Exercise task
The complete listing should be restated exactly.

— begin Given information —

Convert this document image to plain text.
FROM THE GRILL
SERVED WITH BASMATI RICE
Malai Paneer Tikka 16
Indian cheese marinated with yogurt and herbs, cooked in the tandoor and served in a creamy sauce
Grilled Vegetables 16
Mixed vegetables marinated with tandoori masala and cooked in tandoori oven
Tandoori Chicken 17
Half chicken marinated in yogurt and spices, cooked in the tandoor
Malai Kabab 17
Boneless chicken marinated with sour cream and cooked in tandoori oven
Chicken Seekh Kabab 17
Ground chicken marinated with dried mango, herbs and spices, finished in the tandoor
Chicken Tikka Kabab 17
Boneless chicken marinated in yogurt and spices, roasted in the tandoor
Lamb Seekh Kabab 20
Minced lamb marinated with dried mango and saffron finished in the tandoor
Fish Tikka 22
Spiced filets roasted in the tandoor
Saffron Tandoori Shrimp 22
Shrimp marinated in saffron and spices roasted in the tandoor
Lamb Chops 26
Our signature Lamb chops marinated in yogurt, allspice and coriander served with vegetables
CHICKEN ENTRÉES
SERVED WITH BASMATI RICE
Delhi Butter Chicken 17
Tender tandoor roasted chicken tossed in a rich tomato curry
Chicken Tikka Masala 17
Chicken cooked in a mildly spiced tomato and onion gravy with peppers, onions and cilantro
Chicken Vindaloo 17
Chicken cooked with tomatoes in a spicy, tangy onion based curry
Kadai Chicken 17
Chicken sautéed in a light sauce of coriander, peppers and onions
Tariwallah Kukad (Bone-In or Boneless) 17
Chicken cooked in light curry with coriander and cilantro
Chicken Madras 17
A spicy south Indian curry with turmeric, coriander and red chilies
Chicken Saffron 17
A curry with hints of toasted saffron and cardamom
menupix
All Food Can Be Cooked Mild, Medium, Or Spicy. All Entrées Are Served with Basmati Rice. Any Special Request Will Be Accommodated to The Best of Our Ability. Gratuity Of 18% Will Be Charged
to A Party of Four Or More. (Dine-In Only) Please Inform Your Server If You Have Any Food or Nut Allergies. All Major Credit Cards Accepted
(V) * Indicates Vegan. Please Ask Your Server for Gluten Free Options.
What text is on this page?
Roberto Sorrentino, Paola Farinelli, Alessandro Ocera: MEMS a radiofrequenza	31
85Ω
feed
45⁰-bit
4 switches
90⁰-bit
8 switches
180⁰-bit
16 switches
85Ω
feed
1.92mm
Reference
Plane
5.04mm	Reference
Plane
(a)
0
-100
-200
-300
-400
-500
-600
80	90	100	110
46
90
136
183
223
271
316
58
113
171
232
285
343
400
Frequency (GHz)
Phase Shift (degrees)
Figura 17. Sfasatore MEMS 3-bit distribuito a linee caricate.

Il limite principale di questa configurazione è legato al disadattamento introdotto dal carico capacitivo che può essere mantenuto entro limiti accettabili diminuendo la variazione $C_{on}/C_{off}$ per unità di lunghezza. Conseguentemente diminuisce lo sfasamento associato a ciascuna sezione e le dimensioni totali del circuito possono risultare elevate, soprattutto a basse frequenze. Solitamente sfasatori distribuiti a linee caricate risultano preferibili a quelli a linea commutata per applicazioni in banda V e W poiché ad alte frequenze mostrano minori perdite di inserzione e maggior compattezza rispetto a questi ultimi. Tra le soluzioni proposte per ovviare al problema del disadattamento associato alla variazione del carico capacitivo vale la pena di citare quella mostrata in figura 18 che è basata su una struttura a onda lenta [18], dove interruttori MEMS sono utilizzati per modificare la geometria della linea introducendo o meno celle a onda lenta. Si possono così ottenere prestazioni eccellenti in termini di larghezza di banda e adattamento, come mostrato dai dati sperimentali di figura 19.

— end Given information —

Result for this exercise
Convert this document image to plain text.
FROM THE GRILL
SERVED WITH BASMATI RICE
Malai Paneer Tikka 16
Indian cheese marinated with yogurt and herbs, cooked in the tandoor and served in a creamy sauce
Grilled Vegetables 16
Mixed vegetables marinated with tandoori masala and cooked in tandoori oven
Tandoori Chicken 17
Half chicken marinated in yogurt and spices, cooked in the tandoor
Malai Kabab 17
Boneless chicken marinated with sour cream and cooked in tandoori oven
Chicken Seekh Kabab 17
Ground chicken marinated with dried mango, herbs and spices, finished in the tandoor
Chicken Tikka Kabab 17
Boneless chicken marinated in yogurt and spices, roasted in the tandoor
Lamb Seekh Kabab 20
Minced lamb marinated with dried mango and saffron finished in the tandoor
Fish Tikka 22
Spiced filets roasted in the tandoor
Saffron Tandoori Shrimp 22
Shrimp marinated in saffron and spices roasted in the tandoor
Lamb Chops 26
Our signature Lamb chops marinated in yogurt, allspice and coriander served with vegetables
CHICKEN ENTRÉES
SERVED WITH BASMATI RICE
Delhi Butter Chicken 17
Tender tandoor roasted chicken tossed in a rich tomato curry
Chicken Tikka Masala 17
Chicken cooked in a mildly spiced tomato and onion gravy with peppers, onions and cilantro
Chicken Vindaloo 17
Chicken cooked with tomatoes in a spicy, tangy onion based curry
Kadai Chicken 17
Chicken sautéed in a light sauce of coriander, peppers and onions
Tariwallah Kukad (Bone-In or Boneless) 17
Chicken cooked in light curry with coriander and cilantro
Chicken Madras 17
A spicy south Indian curry with turmeric, coriander and red chilies
Chicken Saffron 17
A curry with hints of toasted saffron and cardamom
menupix
All Food Can Be Cooked Mild, Medium, Or Spicy. All Entrées Are Served with Basmati Rice. Any Special Request Will Be Accommodated to The Best of Our Ability. Gratuity Of 18% Will Be Charged
to A Party of Four Or More. (Dine-In Only) Please Inform Your Server If You Have Any Food or Nut Allergies. All Major Credit Cards Accepted
(V) * Indicates Vegan. Please Ask Your Server for Gluten Free Options.
What text is on this page?
Roberto Sorrentino, Paola Farinelli, Alessandro Ocera: MEMS a radiofrequenza	31
85Ω
feed
45⁰-bit
4 switches
90⁰-bit
8 switches
180⁰-bit
16 switches
85Ω
feed
1.92mm
Reference
Plane
5.04mm	Reference
Plane
(a)
0
-100
-200
-300
-400
-500
-600
80	90	100	110
46
90
136
183
223
271
316
58
113
171
232
285
343
400
Frequency (GHz)
Phase Shift (degrees)
Figura 17. Sfasatore MEMS 3-bit distribuito a linee caricate.

Il limite principale di questa configurazione è legato al disadattamento introdotto dal carico capacitivo che può essere mantenuto entro limiti accettabili diminuendo la variazione $C_{on}/C_{off}$ per unità di lunghezza. Conseguentemente diminuisce lo sfasamento associato a ciascuna sezione e le dimensioni totali del circuito possono risultare elevate, soprattutto a basse frequenze. Solitamente sfasatori distribuiti a linee caricate risultano preferibili a quelli a linea commutata per applicazioni in banda V e W poiché ad alte frequenze mostrano minori perdite di inserzione e maggior compattezza rispetto a questi ultimi. Tra le soluzioni proposte per ovviare al problema del disadattamento associato alla variazione del carico capacitivo vale la pena di citare quella mostrata in figura 18 che è basata su una struttura a onda lenta [18], dove interruttori MEMS sono utilizzati per modificare la geometria della linea introducendo o meno celle a onda lenta. Si possono così ottenere prestazioni eccellenti in termini di larghezza di banda e adattamento, come mostrato dai dati sperimentali di figura 19.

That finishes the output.